What is needed:
Print each line exactly as it is given.

Extracted entries:
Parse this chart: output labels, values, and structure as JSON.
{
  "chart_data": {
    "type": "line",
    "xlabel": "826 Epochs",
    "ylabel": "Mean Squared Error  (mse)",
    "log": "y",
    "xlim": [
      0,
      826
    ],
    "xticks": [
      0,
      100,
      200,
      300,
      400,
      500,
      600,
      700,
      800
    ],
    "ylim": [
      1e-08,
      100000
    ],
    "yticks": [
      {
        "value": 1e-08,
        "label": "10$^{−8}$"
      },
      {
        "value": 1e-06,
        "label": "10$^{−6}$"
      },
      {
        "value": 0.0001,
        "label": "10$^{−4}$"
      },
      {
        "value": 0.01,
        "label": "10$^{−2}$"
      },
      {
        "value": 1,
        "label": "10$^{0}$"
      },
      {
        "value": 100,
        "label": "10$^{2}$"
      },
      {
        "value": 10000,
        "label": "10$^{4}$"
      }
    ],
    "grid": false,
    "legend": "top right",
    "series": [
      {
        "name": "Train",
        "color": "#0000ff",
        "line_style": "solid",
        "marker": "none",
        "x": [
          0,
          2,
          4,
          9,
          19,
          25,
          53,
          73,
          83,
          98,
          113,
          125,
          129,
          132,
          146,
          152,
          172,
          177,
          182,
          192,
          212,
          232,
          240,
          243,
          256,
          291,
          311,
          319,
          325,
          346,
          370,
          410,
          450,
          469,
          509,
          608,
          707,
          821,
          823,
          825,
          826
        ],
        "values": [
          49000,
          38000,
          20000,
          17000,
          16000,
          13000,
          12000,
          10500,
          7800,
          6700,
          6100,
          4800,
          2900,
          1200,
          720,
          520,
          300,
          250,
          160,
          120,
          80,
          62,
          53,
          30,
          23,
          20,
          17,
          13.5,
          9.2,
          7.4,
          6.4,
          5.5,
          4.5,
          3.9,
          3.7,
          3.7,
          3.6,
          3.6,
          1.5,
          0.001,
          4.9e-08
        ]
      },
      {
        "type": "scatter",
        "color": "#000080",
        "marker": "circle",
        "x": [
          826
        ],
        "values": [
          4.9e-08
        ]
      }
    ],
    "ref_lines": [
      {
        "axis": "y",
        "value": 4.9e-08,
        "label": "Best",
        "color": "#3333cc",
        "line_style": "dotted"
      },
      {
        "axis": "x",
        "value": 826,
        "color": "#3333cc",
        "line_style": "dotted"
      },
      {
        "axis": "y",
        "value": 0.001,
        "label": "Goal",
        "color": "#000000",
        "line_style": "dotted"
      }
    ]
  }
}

Task result:
Parse this chart: output labels, values, and structure as JSON.
{
  "chart_data": {
    "type": "line",
    "xlabel": "826 Epochs",
    "ylabel": "Mean Squared Error  (mse)",
    "log": "y",
    "xlim": [
      0,
      826
    ],
    "xticks": [
      0,
      100,
      200,
      300,
      400,
      500,
      600,
      700,
      800
    ],
    "ylim": [
      1e-08,
      100000
    ],
    "yticks": [
      {
        "value": 1e-08,
        "label": "10$^{−8}$"
      },
      {
        "value": 1e-06,
        "label": "10$^{−6}$"
      },
      {
        "value": 0.0001,
        "label": "10$^{−4}$"
      },
      {
        "value": 0.01,
        "label": "10$^{−2}$"
      },
      {
        "value": 1,
        "label": "10$^{0}$"
      },
      {
        "value": 100,
        "label": "10$^{2}$"
      },
      {
        "value": 10000,
        "label": "10$^{4}$"
      }
    ],
    "grid": false,
    "legend": "top right",
    "series": [
      {
        "name": "Train",
        "color": "#0000ff",
        "line_style": "solid",
        "marker": "none",
        "x": [
          0,
          2,
          4,
          9,
          19,
          25,
          53,
          73,
          83,
          98,
          113,
          125,
          129,
          132,
          146,
          152,
          172,
          177,
          182,
          192,
          212,
          232,
          240,
          243,
          256,
          291,
          311,
          319,
          325,
          346,
          370,
          410,
          450,
          469,
          509,
          608,
          707,
          821,
          823,
          825,
          826
        ],
        "values": [
          49000,
          38000,
          20000,
          17000,
          16000,
          13000,
          12000,
          10500,
          7800,
          6700,
          6100,
          4800,
          2900,
          1200,
          720,
          520,
          300,
          250,
          160,
          120,
          80,
          62,
          53,
          30,
          23,
          20,
          17,
          13.5,
          9.2,
          7.4,
          6.4,
          5.5,
          4.5,
          3.9,
          3.7,
          3.7,
          3.6,
          3.6,
          1.5,
          0.001,
          4.9e-08
        ]
      },
      {
        "type": "scatter",
        "color": "#000080",
        "marker": "circle",
        "x": [
          826
        ],
        "values": [
          4.9e-08
        ]
      }
    ],
    "ref_lines": [
      {
        "axis": "y",
        "value": 4.9e-08,
        "label": "Best",
        "color": "#3333cc",
        "line_style": "dotted"
      },
      {
        "axis": "x",
        "value": 826,
        "color": "#3333cc",
        "line_style": "dotted"
      },
      {
        "axis": "y",
        "value": 0.001,
        "label": "Goal",
        "color": "#000000",
        "line_style": "dotted"
      }
    ]
  }
}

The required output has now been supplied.